> **Exercise objective**:
Copy out every line that contains "this".

> **Given records**:
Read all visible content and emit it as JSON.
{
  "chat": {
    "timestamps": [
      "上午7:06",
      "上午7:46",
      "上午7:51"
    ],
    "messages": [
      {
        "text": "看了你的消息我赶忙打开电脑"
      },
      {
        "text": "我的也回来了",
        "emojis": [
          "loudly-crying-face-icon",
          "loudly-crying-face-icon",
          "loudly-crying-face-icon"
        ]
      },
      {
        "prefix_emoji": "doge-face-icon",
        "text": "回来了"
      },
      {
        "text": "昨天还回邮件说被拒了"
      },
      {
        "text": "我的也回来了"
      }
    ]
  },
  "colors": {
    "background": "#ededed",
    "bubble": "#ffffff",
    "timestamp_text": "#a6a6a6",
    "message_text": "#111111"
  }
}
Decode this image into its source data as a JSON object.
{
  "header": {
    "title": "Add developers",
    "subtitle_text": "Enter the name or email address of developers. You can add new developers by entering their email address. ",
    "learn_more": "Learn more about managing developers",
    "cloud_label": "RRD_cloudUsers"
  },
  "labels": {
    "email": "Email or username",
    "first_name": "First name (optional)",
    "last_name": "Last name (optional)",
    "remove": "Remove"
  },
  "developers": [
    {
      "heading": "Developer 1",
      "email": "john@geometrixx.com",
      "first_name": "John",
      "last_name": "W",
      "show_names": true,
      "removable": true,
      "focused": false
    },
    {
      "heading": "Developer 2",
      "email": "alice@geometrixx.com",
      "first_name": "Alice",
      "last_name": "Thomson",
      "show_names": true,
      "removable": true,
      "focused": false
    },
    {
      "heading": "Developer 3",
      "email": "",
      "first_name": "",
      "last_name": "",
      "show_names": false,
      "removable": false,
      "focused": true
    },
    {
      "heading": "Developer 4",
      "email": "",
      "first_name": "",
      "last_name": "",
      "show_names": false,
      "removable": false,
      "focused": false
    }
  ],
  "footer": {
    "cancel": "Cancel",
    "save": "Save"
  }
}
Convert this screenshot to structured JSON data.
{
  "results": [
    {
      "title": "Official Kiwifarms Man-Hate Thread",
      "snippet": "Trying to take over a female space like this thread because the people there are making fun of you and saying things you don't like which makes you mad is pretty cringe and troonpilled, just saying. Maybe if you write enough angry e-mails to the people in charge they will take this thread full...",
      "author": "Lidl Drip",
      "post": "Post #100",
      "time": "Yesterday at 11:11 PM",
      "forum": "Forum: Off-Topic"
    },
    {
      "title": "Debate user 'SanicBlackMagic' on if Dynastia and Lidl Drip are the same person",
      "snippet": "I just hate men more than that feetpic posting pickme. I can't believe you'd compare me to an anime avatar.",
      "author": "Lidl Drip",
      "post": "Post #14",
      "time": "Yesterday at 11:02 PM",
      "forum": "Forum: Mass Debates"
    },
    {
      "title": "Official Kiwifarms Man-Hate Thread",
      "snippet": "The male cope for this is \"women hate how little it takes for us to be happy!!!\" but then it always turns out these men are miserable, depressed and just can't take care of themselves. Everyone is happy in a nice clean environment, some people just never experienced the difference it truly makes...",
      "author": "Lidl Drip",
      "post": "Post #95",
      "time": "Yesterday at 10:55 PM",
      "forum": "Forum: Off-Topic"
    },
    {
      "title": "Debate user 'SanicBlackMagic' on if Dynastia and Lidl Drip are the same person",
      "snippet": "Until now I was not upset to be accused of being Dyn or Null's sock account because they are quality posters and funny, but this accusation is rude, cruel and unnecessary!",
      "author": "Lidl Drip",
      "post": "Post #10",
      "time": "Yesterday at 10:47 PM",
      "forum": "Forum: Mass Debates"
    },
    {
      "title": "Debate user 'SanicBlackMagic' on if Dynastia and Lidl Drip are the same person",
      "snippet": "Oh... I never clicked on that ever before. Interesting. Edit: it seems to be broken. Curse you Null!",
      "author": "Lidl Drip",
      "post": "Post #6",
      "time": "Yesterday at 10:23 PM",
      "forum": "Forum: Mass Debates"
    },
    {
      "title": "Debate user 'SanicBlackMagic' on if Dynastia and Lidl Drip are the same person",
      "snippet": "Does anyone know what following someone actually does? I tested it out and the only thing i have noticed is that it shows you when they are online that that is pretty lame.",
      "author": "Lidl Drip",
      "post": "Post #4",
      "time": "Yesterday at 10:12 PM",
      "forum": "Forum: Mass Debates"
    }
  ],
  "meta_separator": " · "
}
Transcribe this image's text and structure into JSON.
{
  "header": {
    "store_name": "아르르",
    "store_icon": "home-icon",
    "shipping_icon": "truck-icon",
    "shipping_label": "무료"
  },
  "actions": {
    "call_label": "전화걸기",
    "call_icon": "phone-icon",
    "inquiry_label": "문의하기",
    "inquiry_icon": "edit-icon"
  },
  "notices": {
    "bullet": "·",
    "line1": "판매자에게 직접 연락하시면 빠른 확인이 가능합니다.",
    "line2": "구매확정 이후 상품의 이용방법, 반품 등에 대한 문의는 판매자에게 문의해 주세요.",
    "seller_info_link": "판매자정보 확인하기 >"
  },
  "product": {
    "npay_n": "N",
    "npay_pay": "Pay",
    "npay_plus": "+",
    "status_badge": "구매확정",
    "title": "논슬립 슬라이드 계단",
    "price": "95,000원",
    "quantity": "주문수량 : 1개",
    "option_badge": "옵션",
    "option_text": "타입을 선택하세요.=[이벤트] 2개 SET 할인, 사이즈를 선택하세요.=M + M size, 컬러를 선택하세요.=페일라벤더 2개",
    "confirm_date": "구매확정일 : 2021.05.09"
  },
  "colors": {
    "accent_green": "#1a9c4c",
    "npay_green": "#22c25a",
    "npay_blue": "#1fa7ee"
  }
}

> **Exercise solution**:
Decode this image into its source data as a JSON object.
Convert this screenshot to structured JSON data.
      "snippet": "Trying to take over a female space like this thread because the people there are making fun of you and saying things you don't like which makes you mad is pretty cringe and troonpilled, just saying. Maybe if you write enough angry e-mails to the people in charge they will take this thread full...",
      "snippet": "The male cope for this is \"women hate how little it takes for us to be happy!!!\" but then it always turns out these men are miserable, depressed and just can't take care of themselves. Everyone is happy in a nice clean environment, some people just never experienced the difference it truly makes...",
      "snippet": "Until now I was not upset to be accused of being Dyn or Null's sock account because they are quality posters and funny, but this accusation is rude, cruel and unnecessary!",
Transcribe this image's text and structure into JSON.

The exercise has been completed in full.